──────── Brano scelto ────────
Quasi tutte registrano delle perdite, che puntualmente le aziende cercano di recuperare sulle spalle dei lavoratori, con l'abbassamento dei salari e tagli all'occupazione e ai diritti. Vodafone chiede una riduzione dei costi pari al taglio di circa 1.000 dipendenti, WindTre cede una parte della sua infrastruttura a un fondo svedese, Tim, su cui pesa una scure debitoria di 23 miliardi di euro, punta a separare l’infrastruttura dai servizi, il che innescherebbe un effetto domino sull’occupazione; British Telecom ed Ericsson hanno formalizzato, anche loro, eccedenze.
Si tratta del primo sciopero nazionale dell'intero settore. Poco più di un mese fa avevano incrociato le braccia le lavoratrici e i lavoratori della Wind contro il piano aziendale che attraverso lo “spacchettamento” diventerà una società di multiservizi, erogatrice di telefonia mobile e fissa, ma anche di luce e gas, assicurazioni, di oggetti “intelligenti” che agiscono tramite la rete (IOT). Le resteranno le licenze con 3 quinti degli attuali dipendenti. Ma anche gli altri rischiano il posto di lavoro: “Ci chiediamo come possa resistere quel che rimarrà di WindTre, senza l’infrastruttura di rete ma con ancora 4.000 dipendenti (adesso sono 6500) in un contesto che la vedrà competere con realtà molto più snelle, per esempio gli operatori virtuali, con costi di gestione ben più bassi” afferma Riccardo Saccone, della Flc-Cgil.
Ancora più grave la situazione di Tim. Con la privatizzazione l’ex monopolista di stato ha accumulato un debito gigantesco. Per i 41 mila lavoratori del gruppo le prospettive sono sempre più fosche. Fallito e cancellato il Memorandum dell’agosto del 2020 che prevedeva la nascita di una public company, mentre la promessa elettorale della Meloni – il cosiddetto piano Minerva con un’Opa totalitaria – non si è realizzata. Lo spezzatino deciso dal nuovo Ad Labriola, con il consenso degli azionisti francesi di Vivendi. prevede la creazione di tre società diverse: quella della rete (Netco) con circa 22 mila dipendenti, la Serviceco che gestirà i servizi di telefonia con circa 12-15 mila dipendenti e la Enterprise che guiderà le innovazioni con circa 5 mila dipendenti.
──────── Materiale fornito ────────
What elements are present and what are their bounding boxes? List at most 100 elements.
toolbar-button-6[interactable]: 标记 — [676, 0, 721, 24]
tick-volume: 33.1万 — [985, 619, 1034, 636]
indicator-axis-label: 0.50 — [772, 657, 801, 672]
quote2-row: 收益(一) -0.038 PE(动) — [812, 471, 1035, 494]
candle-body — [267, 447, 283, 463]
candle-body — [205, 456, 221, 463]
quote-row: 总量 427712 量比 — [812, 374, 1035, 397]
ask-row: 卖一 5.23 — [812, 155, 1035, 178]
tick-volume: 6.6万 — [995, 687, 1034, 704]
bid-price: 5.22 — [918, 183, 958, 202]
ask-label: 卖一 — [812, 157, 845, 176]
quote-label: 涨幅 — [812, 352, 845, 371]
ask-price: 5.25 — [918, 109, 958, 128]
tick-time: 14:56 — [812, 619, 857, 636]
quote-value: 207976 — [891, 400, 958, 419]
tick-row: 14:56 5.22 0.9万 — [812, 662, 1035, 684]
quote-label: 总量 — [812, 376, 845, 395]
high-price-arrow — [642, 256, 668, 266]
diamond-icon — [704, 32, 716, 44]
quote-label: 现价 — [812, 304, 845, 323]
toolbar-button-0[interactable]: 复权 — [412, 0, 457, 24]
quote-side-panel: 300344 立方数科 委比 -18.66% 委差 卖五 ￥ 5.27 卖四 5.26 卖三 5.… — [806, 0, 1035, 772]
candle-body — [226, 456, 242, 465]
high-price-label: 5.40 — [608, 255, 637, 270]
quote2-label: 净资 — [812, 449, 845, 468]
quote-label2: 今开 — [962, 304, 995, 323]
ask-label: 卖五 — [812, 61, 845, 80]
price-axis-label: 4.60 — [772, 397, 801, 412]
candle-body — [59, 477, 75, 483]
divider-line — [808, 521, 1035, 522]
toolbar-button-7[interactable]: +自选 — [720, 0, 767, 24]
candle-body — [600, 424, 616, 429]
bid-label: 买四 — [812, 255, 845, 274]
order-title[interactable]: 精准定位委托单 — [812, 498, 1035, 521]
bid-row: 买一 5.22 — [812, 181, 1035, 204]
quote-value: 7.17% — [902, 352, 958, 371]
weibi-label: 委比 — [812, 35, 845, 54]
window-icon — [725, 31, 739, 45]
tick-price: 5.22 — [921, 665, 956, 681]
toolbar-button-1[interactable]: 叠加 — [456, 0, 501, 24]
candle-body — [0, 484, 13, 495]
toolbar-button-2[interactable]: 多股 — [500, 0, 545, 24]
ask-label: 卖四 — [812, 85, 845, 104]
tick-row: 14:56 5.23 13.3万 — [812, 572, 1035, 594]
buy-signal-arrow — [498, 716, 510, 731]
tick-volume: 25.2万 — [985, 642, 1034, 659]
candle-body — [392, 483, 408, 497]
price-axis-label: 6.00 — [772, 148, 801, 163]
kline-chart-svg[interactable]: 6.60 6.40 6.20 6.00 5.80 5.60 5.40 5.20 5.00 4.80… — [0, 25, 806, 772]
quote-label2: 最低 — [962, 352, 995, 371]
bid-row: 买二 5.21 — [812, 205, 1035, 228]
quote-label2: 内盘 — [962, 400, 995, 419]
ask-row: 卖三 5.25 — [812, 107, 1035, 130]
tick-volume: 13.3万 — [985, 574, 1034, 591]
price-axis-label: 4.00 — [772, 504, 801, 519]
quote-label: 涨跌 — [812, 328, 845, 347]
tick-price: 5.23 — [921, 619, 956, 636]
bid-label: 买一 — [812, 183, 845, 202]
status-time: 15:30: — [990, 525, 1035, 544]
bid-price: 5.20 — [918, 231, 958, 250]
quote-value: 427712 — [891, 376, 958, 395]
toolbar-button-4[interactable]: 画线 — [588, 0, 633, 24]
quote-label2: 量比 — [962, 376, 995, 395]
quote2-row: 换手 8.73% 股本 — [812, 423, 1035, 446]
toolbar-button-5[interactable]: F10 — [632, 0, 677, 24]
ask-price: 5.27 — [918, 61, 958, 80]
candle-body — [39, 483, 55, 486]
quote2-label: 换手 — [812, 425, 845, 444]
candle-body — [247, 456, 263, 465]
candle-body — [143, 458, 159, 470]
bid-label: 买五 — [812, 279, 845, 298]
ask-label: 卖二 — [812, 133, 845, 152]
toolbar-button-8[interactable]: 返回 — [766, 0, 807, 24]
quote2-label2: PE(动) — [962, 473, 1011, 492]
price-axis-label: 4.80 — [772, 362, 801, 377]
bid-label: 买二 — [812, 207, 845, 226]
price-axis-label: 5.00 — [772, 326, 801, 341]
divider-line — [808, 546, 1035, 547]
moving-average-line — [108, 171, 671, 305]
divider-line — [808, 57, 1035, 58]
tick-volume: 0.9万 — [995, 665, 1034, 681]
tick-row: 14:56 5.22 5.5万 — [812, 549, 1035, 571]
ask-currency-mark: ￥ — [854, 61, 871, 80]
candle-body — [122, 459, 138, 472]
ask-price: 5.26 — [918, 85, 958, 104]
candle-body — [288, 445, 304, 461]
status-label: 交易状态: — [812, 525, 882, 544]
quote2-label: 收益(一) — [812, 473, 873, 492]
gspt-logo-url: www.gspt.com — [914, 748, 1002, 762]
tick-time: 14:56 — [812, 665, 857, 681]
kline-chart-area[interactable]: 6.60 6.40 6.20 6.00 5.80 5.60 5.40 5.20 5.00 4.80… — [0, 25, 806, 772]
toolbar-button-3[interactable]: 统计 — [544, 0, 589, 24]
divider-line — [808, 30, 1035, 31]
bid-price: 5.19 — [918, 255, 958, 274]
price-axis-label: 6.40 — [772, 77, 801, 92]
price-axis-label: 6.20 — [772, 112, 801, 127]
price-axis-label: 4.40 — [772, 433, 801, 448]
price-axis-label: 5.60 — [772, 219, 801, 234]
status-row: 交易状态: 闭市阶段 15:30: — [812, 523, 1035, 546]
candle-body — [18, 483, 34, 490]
────────
Elenco dei compiti
[1] Secondo il brano sulle telecomunicazioni, a quanto ammonta il debito che pesa su Tim?
[2] Prosegui il brano sulle telecomunicazioni a partire dall'ultima frase riportata.
Le righe fornite non hanno alcun ruolo in questo esercizio.

Risposte
[1] Circa 23 miliardi di euro.

[2]
In poco più di 20 anni un'azienda che nel suo settore era arrivata ad essere la settima al mondo, con i conti in attivo, è passata di mano in mano a privati e fondi d'investimento che l'hanno ridotta in condizioni comatose. Debiti a parte si stimano in 10mila gli “esuberi” soltanto in Tim. In totale sono a rischio oltre 20mila posti di lavoro diretti nel solo perimetro delle telecomunicazioni, senza calcolare gli effetti nell’intero sistema degli appalti del settore, per quanto riguarda l’impiantistica, la manutenzione, l’installazione delle reti sia fisse che mobili e il settore dell’assistenza clienti. “Una volta le telecomunicazioni erano sinonimo di modernità, invece oggi il comparto è stato sfruttato dalla finanza che – spiegano alla Slc Cgil – ha trattato le nostre aziende come dei bancomat, ossia luoghi da depredare”. E poi ci sono i call center, che minacciano di uscire dal contratto Tlc, perennemente impegnati nella corsa al ribasso dei prezzi e alle esternalizzazioni, con altri posti di lavoro in bilico.
Le Tlc, in tutti i Paesi tecnologicamente avanzati, sono uno dei pochi comparti che ancora garantiscono una occupazione di qualità. Da noi invece la politica delle liberalizzazioni e dei tagli sta gettando sul lastrico migliaia di lavoratori e ha condannato l’Italia agli ultimi posti in Europa in termini di qualità della connessione offerta alla propria cittadinanza.